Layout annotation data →
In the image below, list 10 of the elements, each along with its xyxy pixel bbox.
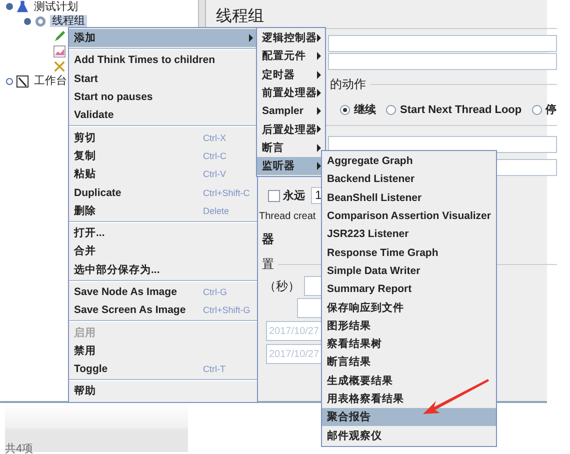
status-text: 共4项 [5,442,34,454]
group-label: 置 [262,256,274,273]
section-label: 器 [262,231,274,248]
option-label: Thread creat [259,211,316,222]
radio-label: 继续 [354,102,376,117]
radio-label: Start Next Thread Loop [400,104,522,116]
radio-label: 停 [546,102,557,117]
group-label: 的动作 [330,76,366,93]
duration-label: （秒） [264,278,300,294]
checkbox-label: 永远 [283,188,305,203]
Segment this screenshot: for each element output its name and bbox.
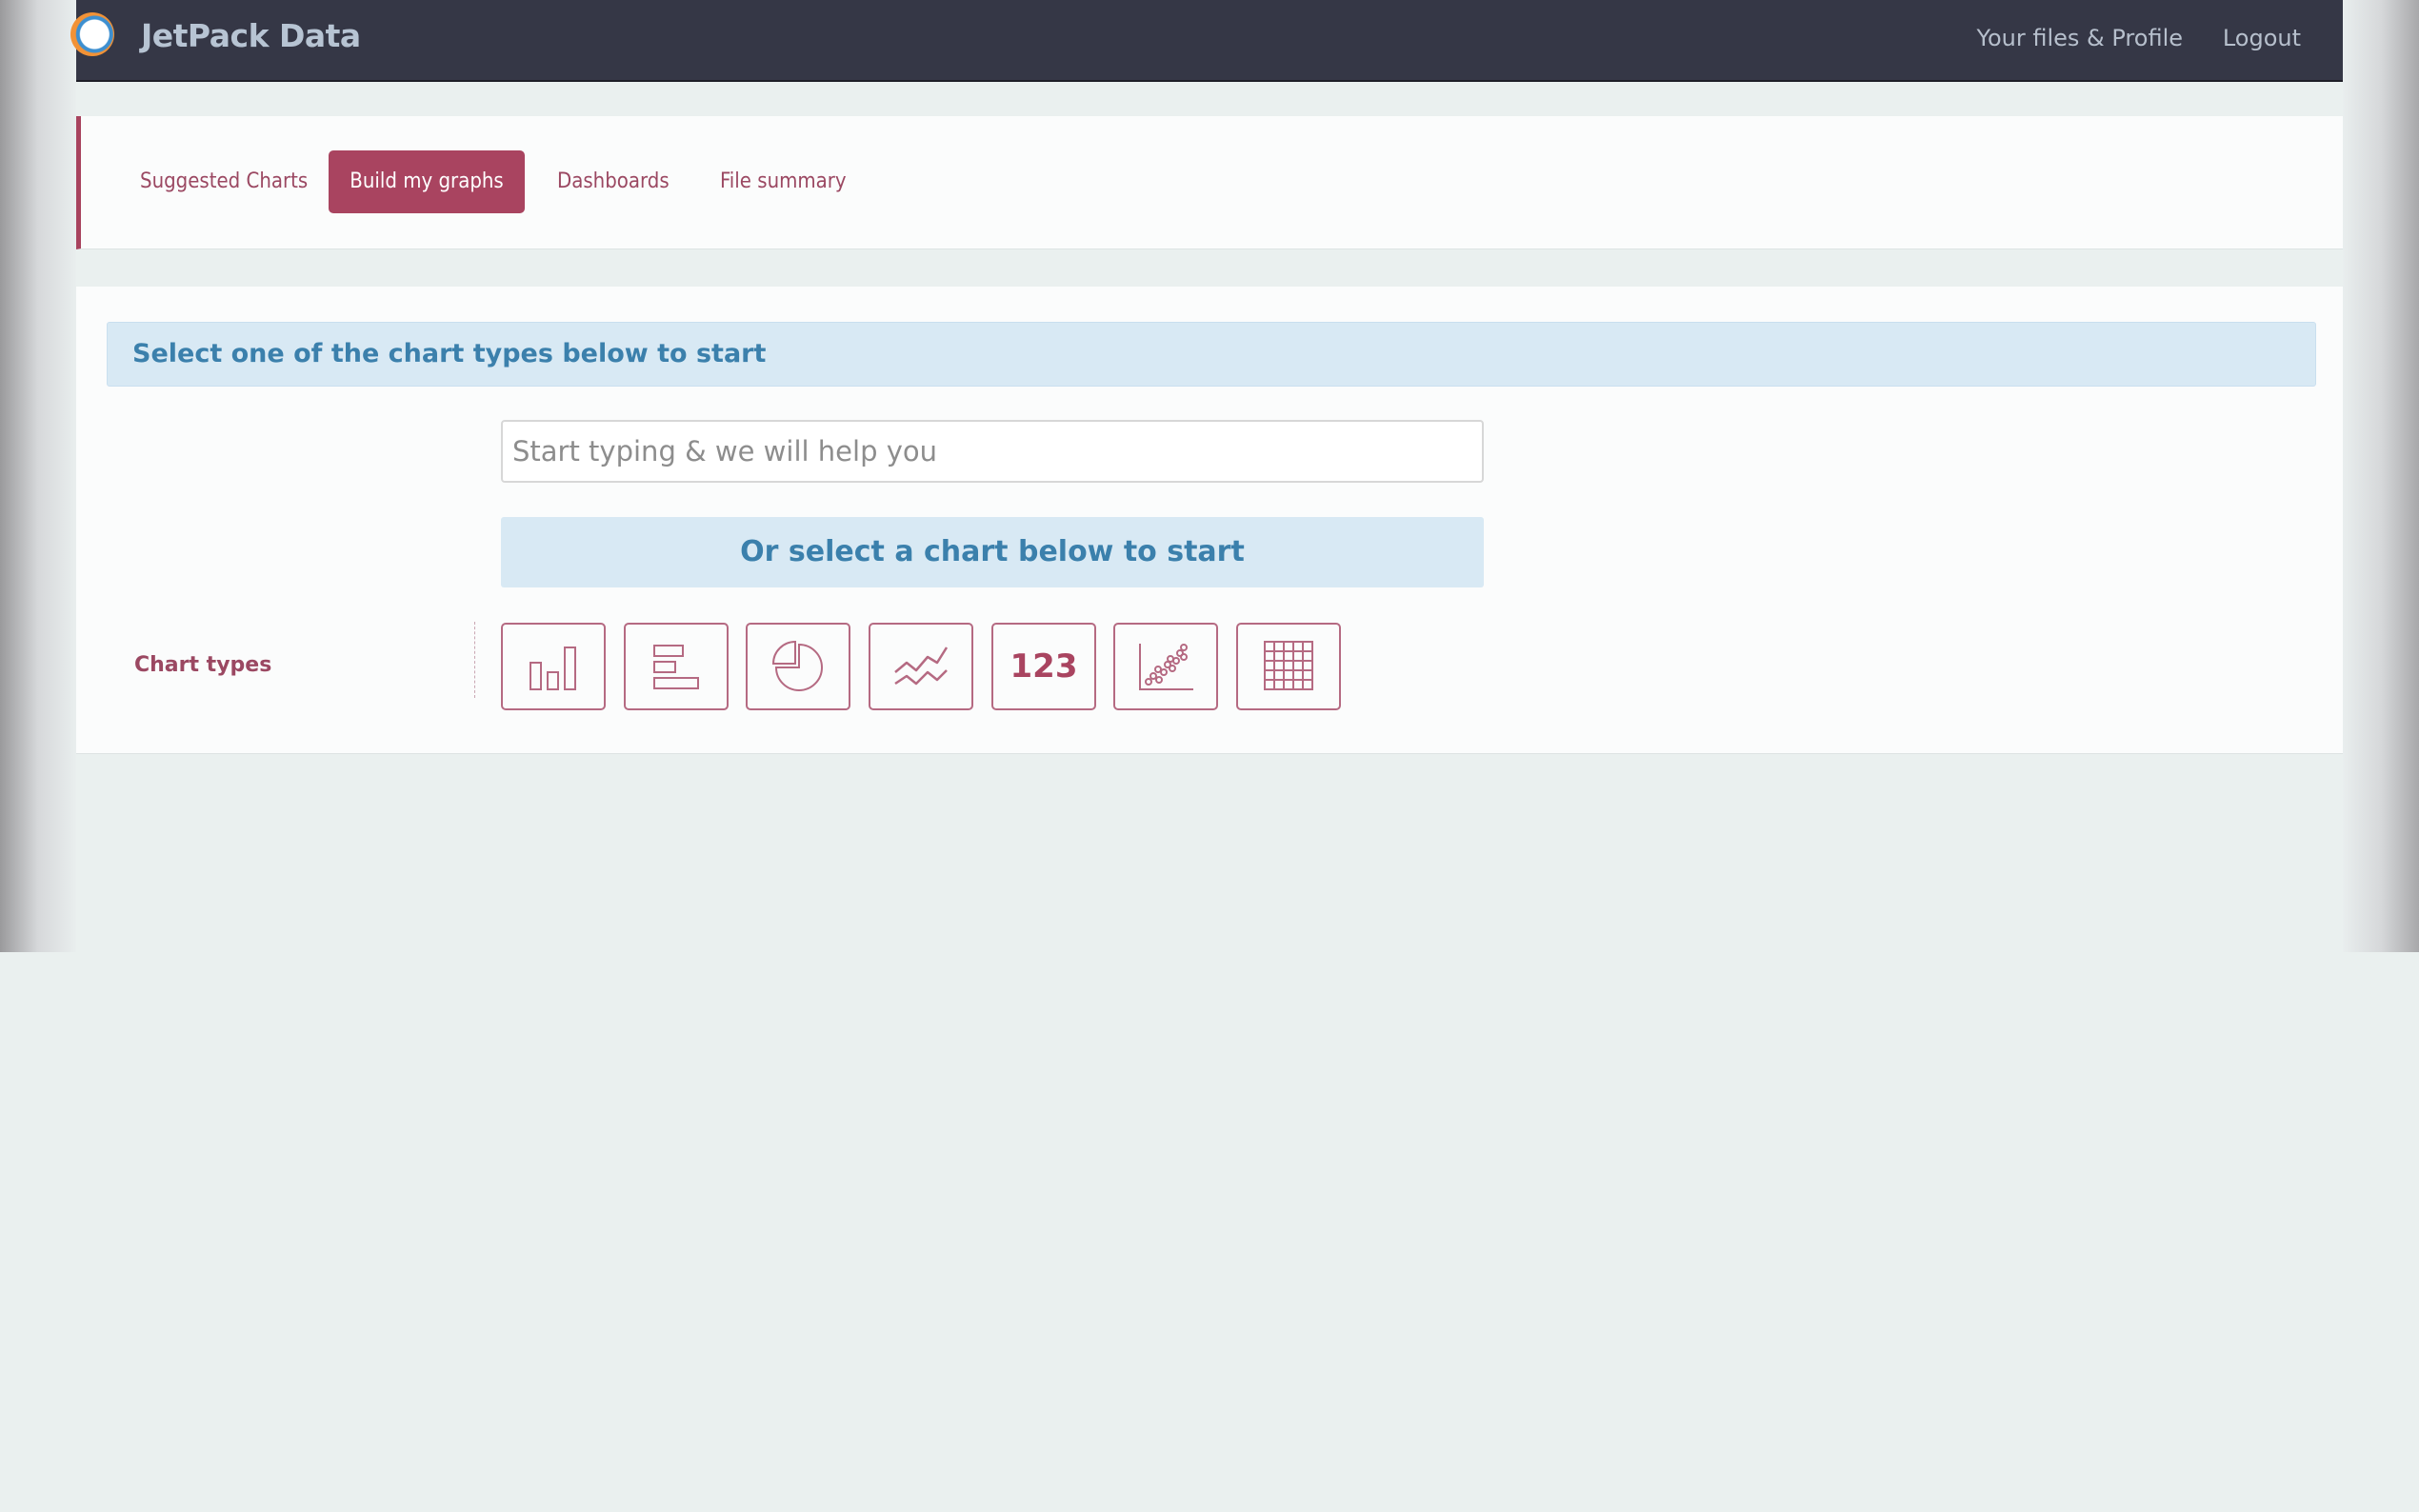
tab-build-my-graphs[interactable]: Build my graphs bbox=[329, 150, 525, 213]
chart-search-input[interactable] bbox=[501, 420, 1484, 483]
scatter-plot-icon bbox=[1139, 644, 1193, 690]
files-profile-link[interactable]: Your files & Profile bbox=[1976, 25, 2183, 51]
select-chart-hint: Or select a chart below to start bbox=[501, 517, 1484, 587]
app-window: JetPack Data Your files & Profile Logout… bbox=[70, 0, 2343, 1512]
number-indicator-icon: 123 bbox=[1010, 647, 1078, 686]
chart-type-number-button[interactable]: 123 bbox=[991, 623, 1096, 710]
chart-type-line-button[interactable] bbox=[869, 623, 973, 710]
jetpack-logo-icon[interactable] bbox=[70, 12, 114, 56]
chart-type-horizontal-bar-button[interactable] bbox=[624, 623, 729, 710]
tab-dashboards[interactable]: Dashboards bbox=[557, 150, 670, 213]
table-icon bbox=[1264, 641, 1313, 690]
divider bbox=[474, 622, 475, 698]
chart-type-pie-button[interactable] bbox=[746, 623, 850, 710]
chart-type-vertical-bar-button[interactable] bbox=[501, 623, 606, 710]
chart-type-scatter-button[interactable] bbox=[1113, 623, 1218, 710]
logout-link[interactable]: Logout bbox=[2223, 25, 2301, 51]
info-alert: Select one of the chart types below to s… bbox=[107, 322, 2316, 387]
chart-types-label: Chart types bbox=[134, 653, 272, 677]
vertical-bar-chart-icon bbox=[530, 647, 576, 690]
info-alert-text: Select one of the chart types below to s… bbox=[132, 339, 767, 368]
top-navbar: JetPack Data Your files & Profile Logout bbox=[70, 0, 2343, 82]
pie-chart-icon bbox=[771, 640, 823, 691]
chart-type-table-button[interactable] bbox=[1236, 623, 1341, 710]
chart-builder-panel: Select one of the chart types below to s… bbox=[76, 287, 2343, 754]
tab-suggested-charts[interactable]: Suggested Charts bbox=[140, 150, 308, 213]
line-chart-icon bbox=[894, 647, 949, 686]
tab-file-summary[interactable]: File summary bbox=[720, 150, 847, 213]
brand-name[interactable]: JetPack Data bbox=[141, 17, 361, 54]
tabs-panel: Suggested Charts Build my graphs Dashboa… bbox=[76, 116, 2343, 249]
horizontal-bar-chart-icon bbox=[653, 645, 699, 689]
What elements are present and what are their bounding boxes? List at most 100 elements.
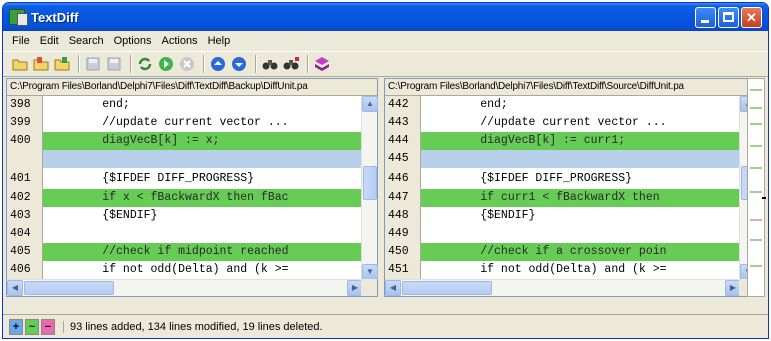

Written problem → Copy every one of the lines above word for word, but leave out the pictures.

Exercise solution →
In the image below, list 10 of the elements, each along with its xyxy pixel bbox.
status-text: 共4项 [5,442,34,454]
group-label: 置 [262,256,274,273]
section-label: 器 [262,231,274,248]
option-label: Thread creat [259,211,316,222]
radio-label: 继续 [354,102,376,117]
radio-label: Start Next Thread Loop [400,104,522,116]
radio-label: 停 [546,102,557,117]
group-label: 的动作 [330,76,366,93]
duration-label: （秒） [264,278,300,294]
checkbox-label: 永远 [283,188,305,203]
Segment this screenshot: for each element output its name and bbox.
tab-build-my-graphs[interactable]: Build my graphs bbox=[329, 150, 525, 213]
chart-search-input[interactable] bbox=[501, 420, 1484, 483]
scatter-plot-icon bbox=[1139, 644, 1193, 690]
files-profile-link[interactable]: Your files & Profile bbox=[1976, 25, 2183, 51]
select-chart-hint: Or select a chart below to start bbox=[501, 517, 1484, 587]
app-window: JetPack Data Your files & Profile Logout… bbox=[70, 0, 2343, 1512]
number-indicator-icon: 123 bbox=[1010, 647, 1078, 686]
chart-type-number-button[interactable]: 123 bbox=[991, 623, 1096, 710]
chart-type-line-button[interactable] bbox=[869, 623, 973, 710]
jetpack-logo-icon[interactable] bbox=[70, 12, 114, 56]
chart-type-horizontal-bar-button[interactable] bbox=[624, 623, 729, 710]
tab-dashboards[interactable]: Dashboards bbox=[557, 150, 670, 213]
table-icon bbox=[1264, 641, 1313, 690]
divider bbox=[474, 622, 475, 698]
chart-type-pie-button[interactable] bbox=[746, 623, 850, 710]
chart-type-vertical-bar-button[interactable] bbox=[501, 623, 606, 710]
chart-type-scatter-button[interactable] bbox=[1113, 623, 1218, 710]
logout-link[interactable]: Logout bbox=[2223, 25, 2301, 51]
info-alert: Select one of the chart types below to s… bbox=[107, 322, 2316, 387]
chart-types-label: Chart types bbox=[134, 653, 272, 677]
vertical-bar-chart-icon bbox=[530, 647, 576, 690]
info-alert-text: Select one of the chart types below to s… bbox=[132, 339, 767, 368]
top-navbar: JetPack Data Your files & Profile Logout bbox=[70, 0, 2343, 82]
pie-chart-icon bbox=[771, 640, 823, 691]
chart-type-table-button[interactable] bbox=[1236, 623, 1341, 710]
chart-builder-panel: Select one of the chart types below to s… bbox=[76, 287, 2343, 754]
tab-suggested-charts[interactable]: Suggested Charts bbox=[140, 150, 308, 213]
line-chart-icon bbox=[894, 647, 949, 686]
tab-file-summary[interactable]: File summary bbox=[720, 150, 847, 213]
brand-name[interactable]: JetPack Data bbox=[141, 17, 361, 54]
tabs-panel: Suggested Charts Build my graphs Dashboa… bbox=[76, 116, 2343, 249]
horizontal-bar-chart-icon bbox=[653, 645, 699, 689]
What elements are present and what are their bounding boxes? List at most 100 elements.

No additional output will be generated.